-- BEGIN INFORMATION PROVIDED --

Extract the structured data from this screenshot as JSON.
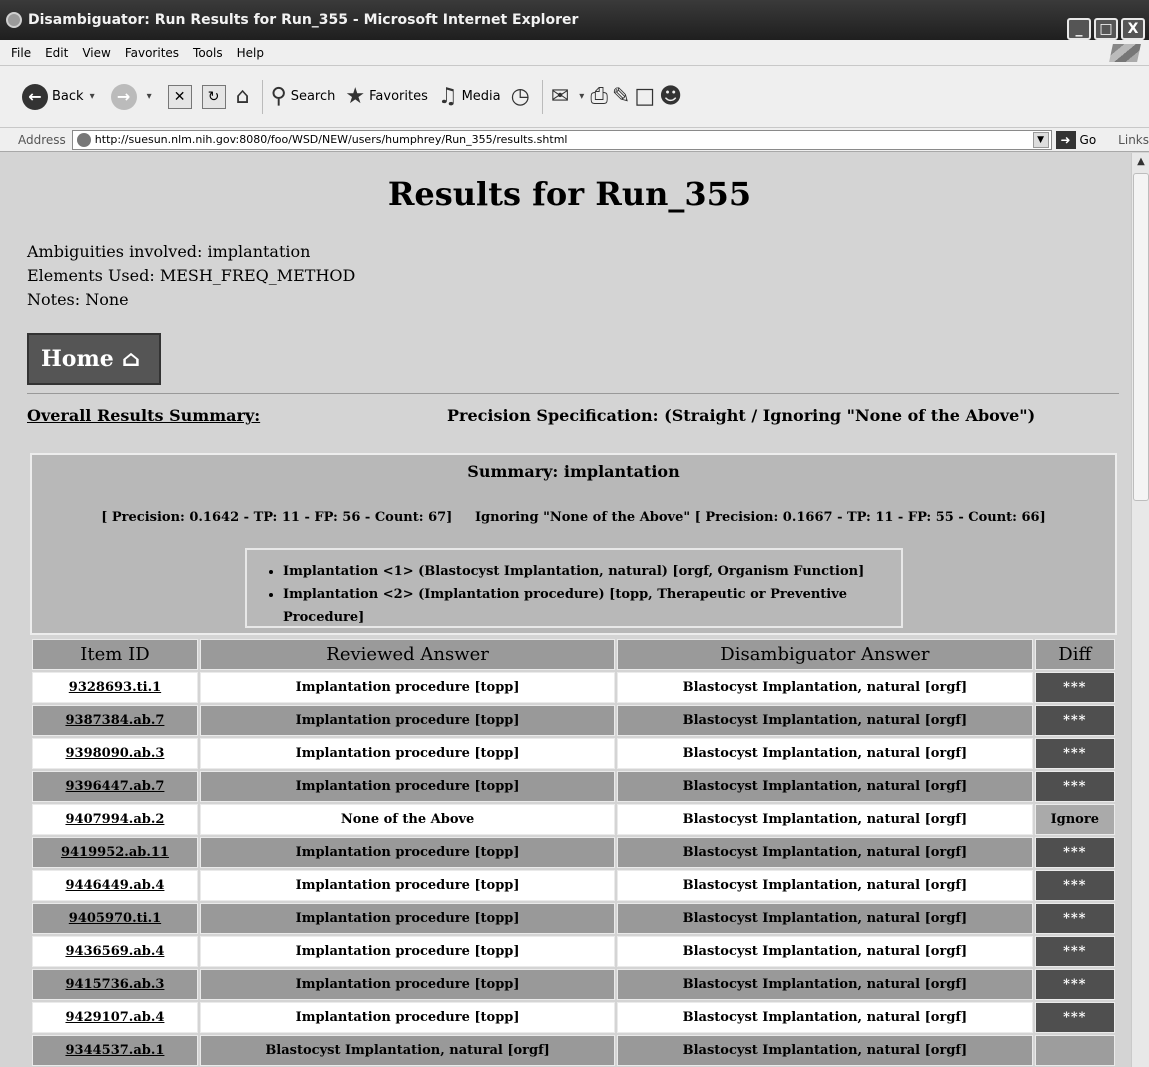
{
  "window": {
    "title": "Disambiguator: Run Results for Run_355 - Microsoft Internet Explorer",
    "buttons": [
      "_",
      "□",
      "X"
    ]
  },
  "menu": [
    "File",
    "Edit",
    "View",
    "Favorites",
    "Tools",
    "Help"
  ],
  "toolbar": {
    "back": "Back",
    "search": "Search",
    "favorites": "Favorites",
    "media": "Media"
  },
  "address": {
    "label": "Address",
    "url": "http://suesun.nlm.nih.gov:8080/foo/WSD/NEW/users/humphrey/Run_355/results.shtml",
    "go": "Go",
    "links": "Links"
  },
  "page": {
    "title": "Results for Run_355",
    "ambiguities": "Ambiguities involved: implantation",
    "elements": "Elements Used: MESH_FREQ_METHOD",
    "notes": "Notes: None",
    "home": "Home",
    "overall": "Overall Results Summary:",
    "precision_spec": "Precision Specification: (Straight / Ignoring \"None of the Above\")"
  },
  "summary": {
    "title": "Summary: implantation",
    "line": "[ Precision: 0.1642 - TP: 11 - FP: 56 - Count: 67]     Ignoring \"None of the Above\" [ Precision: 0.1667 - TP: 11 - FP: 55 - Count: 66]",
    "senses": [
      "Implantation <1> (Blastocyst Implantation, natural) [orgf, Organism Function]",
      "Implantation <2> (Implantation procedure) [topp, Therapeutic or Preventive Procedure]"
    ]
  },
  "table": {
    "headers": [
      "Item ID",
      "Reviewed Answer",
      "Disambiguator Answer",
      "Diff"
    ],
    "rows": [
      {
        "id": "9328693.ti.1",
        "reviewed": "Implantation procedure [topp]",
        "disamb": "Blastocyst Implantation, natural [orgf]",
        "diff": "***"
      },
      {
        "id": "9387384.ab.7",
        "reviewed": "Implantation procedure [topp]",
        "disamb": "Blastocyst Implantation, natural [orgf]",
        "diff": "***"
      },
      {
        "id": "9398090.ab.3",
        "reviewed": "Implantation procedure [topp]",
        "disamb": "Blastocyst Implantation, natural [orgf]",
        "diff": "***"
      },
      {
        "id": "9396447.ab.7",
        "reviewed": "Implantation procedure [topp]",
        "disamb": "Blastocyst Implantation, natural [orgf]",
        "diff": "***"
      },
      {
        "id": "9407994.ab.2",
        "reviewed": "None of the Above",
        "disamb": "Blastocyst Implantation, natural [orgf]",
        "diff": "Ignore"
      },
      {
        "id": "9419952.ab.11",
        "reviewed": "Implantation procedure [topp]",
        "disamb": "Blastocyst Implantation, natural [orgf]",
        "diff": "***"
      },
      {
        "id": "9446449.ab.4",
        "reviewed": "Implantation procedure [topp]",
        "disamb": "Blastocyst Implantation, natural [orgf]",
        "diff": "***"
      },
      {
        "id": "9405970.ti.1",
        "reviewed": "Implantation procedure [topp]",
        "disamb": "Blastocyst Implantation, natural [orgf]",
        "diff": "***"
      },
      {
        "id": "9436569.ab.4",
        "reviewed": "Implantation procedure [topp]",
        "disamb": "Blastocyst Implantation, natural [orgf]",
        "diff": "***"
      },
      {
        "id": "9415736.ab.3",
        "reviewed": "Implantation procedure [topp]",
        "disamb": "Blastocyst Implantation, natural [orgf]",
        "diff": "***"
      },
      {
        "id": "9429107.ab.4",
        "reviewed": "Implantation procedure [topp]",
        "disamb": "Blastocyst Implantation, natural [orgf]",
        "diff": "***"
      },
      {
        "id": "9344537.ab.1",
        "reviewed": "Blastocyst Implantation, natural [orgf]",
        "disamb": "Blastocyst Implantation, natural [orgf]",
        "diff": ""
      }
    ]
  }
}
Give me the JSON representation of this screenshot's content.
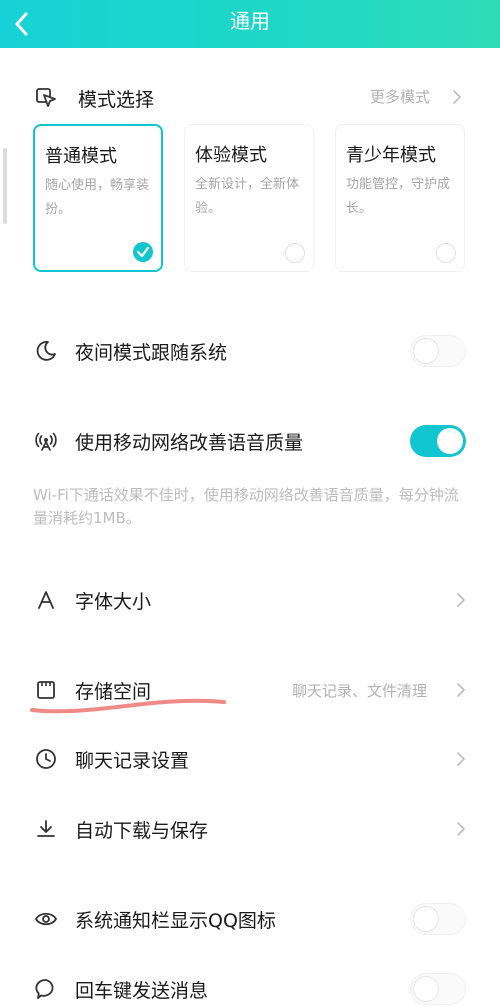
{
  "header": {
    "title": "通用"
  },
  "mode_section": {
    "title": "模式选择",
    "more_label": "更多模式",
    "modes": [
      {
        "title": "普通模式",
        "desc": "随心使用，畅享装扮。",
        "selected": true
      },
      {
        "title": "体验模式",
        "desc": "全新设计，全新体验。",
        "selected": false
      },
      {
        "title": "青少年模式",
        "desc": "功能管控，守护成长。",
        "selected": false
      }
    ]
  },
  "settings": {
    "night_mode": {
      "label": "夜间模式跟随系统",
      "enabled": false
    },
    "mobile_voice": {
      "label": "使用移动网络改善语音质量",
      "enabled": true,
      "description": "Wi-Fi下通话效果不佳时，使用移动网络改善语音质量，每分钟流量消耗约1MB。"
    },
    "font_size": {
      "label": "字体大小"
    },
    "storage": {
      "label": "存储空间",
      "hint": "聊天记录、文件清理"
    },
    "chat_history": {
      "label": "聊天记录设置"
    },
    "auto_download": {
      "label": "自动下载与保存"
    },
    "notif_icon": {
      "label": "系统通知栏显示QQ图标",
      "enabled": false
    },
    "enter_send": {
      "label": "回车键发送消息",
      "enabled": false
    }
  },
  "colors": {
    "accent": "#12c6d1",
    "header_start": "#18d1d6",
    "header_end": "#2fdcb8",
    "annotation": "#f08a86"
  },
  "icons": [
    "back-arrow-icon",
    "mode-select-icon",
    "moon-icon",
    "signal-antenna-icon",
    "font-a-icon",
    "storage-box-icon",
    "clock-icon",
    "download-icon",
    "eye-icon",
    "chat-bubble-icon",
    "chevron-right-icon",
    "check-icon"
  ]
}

-- END INFORMATION PROVIDED --

▶ **TASK DETAILS**: Scan the data above; copy every line where "Ignoring" appears.

▶ **SOLUTION FOR THIS PROBLEM**:
    "precision_spec": "Precision Specification: (Straight / Ignoring \"None of the Above\")"
    "line": "[ Precision: 0.1642 - TP: 11 - FP: 56 - Count: 67]     Ignoring \"None of the Above\" [ Precision: 0.1667 - TP: 11 - FP: 55 - Count: 66]",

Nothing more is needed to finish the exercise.